▸ DIRECTIVE
Will you quote all of the entries, word for word?

:::::

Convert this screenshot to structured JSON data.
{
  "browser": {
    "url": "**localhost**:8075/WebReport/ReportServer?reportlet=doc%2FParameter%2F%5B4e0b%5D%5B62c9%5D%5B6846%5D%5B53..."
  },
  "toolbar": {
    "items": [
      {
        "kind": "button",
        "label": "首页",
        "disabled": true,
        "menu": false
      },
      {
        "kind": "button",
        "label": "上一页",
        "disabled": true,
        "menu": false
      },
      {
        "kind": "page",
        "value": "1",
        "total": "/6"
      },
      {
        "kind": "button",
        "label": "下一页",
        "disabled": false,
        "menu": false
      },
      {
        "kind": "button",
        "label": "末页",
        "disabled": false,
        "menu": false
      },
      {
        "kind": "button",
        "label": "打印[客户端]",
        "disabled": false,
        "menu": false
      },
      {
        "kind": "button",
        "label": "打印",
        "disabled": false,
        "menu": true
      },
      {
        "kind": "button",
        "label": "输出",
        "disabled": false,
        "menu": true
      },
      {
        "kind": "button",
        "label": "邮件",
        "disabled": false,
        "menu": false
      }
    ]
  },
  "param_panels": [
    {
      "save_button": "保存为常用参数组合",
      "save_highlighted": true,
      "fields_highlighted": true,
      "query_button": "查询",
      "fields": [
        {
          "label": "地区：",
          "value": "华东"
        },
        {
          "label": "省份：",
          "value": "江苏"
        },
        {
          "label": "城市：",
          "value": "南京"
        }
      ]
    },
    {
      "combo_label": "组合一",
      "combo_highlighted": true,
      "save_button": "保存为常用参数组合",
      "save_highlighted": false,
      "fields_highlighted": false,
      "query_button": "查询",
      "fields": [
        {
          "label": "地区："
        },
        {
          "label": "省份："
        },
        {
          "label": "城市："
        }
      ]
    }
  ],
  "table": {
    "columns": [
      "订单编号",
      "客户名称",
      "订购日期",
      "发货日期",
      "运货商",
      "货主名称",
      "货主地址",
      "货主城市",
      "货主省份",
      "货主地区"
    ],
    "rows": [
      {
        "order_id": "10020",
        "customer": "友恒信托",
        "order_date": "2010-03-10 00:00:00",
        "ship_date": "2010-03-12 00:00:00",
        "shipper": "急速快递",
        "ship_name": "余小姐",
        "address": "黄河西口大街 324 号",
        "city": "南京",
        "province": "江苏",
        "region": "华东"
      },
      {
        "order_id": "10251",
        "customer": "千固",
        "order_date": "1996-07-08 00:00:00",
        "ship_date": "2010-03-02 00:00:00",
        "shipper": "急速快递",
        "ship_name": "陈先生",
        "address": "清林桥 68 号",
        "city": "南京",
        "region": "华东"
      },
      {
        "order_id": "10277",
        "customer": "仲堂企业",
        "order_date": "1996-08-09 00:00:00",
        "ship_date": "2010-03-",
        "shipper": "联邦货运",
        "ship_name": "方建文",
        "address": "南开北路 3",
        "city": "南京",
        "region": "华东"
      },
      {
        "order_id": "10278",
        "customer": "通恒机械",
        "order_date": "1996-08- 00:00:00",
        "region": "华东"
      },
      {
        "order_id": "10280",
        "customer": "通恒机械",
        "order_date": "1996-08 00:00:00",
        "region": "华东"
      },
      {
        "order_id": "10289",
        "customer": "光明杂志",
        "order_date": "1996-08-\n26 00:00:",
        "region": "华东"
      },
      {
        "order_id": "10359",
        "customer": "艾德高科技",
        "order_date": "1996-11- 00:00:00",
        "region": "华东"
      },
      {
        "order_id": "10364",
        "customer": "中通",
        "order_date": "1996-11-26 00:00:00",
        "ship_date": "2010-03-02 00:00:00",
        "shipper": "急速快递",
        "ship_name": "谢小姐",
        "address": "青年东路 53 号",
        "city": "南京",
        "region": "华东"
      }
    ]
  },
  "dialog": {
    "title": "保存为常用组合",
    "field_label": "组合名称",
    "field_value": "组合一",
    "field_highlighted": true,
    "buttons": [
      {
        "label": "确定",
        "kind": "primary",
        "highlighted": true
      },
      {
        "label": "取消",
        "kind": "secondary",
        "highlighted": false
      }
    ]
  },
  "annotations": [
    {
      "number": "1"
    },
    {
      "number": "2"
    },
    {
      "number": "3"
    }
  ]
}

:::::

▸ SOLUTION
Convert this screenshot to structured JSON data.
{
  "browser": {
    "url": "**localhost**:8075/WebReport/ReportServer?reportlet=doc%2FParameter%2F%5B4e0b%5D%5B62c9%5D%5B6846%5D%5B53..."
  },
  "toolbar": {
    "items": [
      {
        "kind": "button",
        "label": "首页",
        "disabled": true,
        "menu": false
      },
      {
        "kind": "button",
        "label": "上一页",
        "disabled": true,
        "menu": false
      },
      {
        "kind": "page",
        "value": "1",
        "total": "/6"
      },
      {
        "kind": "button",
        "label": "下一页",
        "disabled": false,
        "menu": false
      },
      {
        "kind": "button",
        "label": "末页",
        "disabled": false,
        "menu": false
      },
      {
        "kind": "button",
        "label": "打印[客户端]",
        "disabled": false,
        "menu": false
      },
      {
        "kind": "button",
        "label": "打印",
        "disabled": false,
        "menu": true
      },
      {
        "kind": "button",
        "label": "输出",
        "disabled": false,
        "menu": true
      },
      {
        "kind": "button",
        "label": "邮件",
        "disabled": false,
        "menu": false
      }
    ]
  },
  "param_panels": [
    {
      "save_button": "保存为常用参数组合",
      "save_highlighted": true,
      "fields_highlighted": true,
      "query_button": "查询",
      "fields": [
        {
          "label": "地区：",
          "value": "华东"
        },
        {
          "label": "省份：",
          "value": "江苏"
        },
        {
          "label": "城市：",
          "value": "南京"
        }
      ]
    },
    {
      "combo_label": "组合一",
      "combo_highlighted": true,
      "save_button": "保存为常用参数组合",
      "save_highlighted": false,
      "fields_highlighted": false,
      "query_button": "查询",
      "fields": [
        {
          "label": "地区："
        },
        {
          "label": "省份："
        },
        {
          "label": "城市："
        }
      ]
    }
  ],
  "table": {
    "columns": [
      "订单编号",
      "客户名称",
      "订购日期",
      "发货日期",
      "运货商",
      "货主名称",
      "货主地址",
      "货主城市",
      "货主省份",
      "货主地区"
    ],
    "rows": [
      {
        "order_id": "10020",
        "customer": "友恒信托",
        "order_date": "2010-03-10 00:00:00",
        "ship_date": "2010-03-12 00:00:00",
        "shipper": "急速快递",
        "ship_name": "余小姐",
        "address": "黄河西口大街 324 号",
        "city": "南京",
        "province": "江苏",
        "region": "华东"
      },
      {
        "order_id": "10251",
        "customer": "千固",
        "order_date": "1996-07-08 00:00:00",
        "ship_date": "2010-03-02 00:00:00",
        "shipper": "急速快递",
        "ship_name": "陈先生",
        "address": "清林桥 68 号",
        "city": "南京",
        "region": "华东"
      },
      {
        "order_id": "10277",
        "customer": "仲堂企业",
        "order_date": "1996-08-09 00:00:00",
        "ship_date": "2010-03-",
        "shipper": "联邦货运",
        "ship_name": "方建文",
        "address": "南开北路 3",
        "city": "南京",
        "region": "华东"
      },
      {
        "order_id": "10278",
        "customer": "通恒机械",
        "order_date": "1996-08- 00:00:00",
        "region": "华东"
      },
      {
        "order_id": "10280",
        "customer": "通恒机械",
        "order_date": "1996-08 00:00:00",
        "region": "华东"
      },
      {
        "order_id": "10289",
        "customer": "光明杂志",
        "order_date": "1996-08-\n26 00:00:",
        "region": "华东"
      },
      {
        "order_id": "10359",
        "customer": "艾德高科技",
        "order_date": "1996-11- 00:00:00",
        "region": "华东"
      },
      {
        "order_id": "10364",
        "customer": "中通",
        "order_date": "1996-11-26 00:00:00",
        "ship_date": "2010-03-02 00:00:00",
        "shipper": "急速快递",
        "ship_name": "谢小姐",
        "address": "青年东路 53 号",
        "city": "南京",
        "region": "华东"
      }
    ]
  },
  "dialog": {
    "title": "保存为常用组合",
    "field_label": "组合名称",
    "field_value": "组合一",
    "field_highlighted": true,
    "buttons": [
      {
        "label": "确定",
        "kind": "primary",
        "highlighted": true
      },
      {
        "label": "取消",
        "kind": "secondary",
        "highlighted": false
      }
    ]
  },
  "annotations": [
    {
      "number": "1"
    },
    {
      "number": "2"
    },
    {
      "number": "3"
    }
  ]
}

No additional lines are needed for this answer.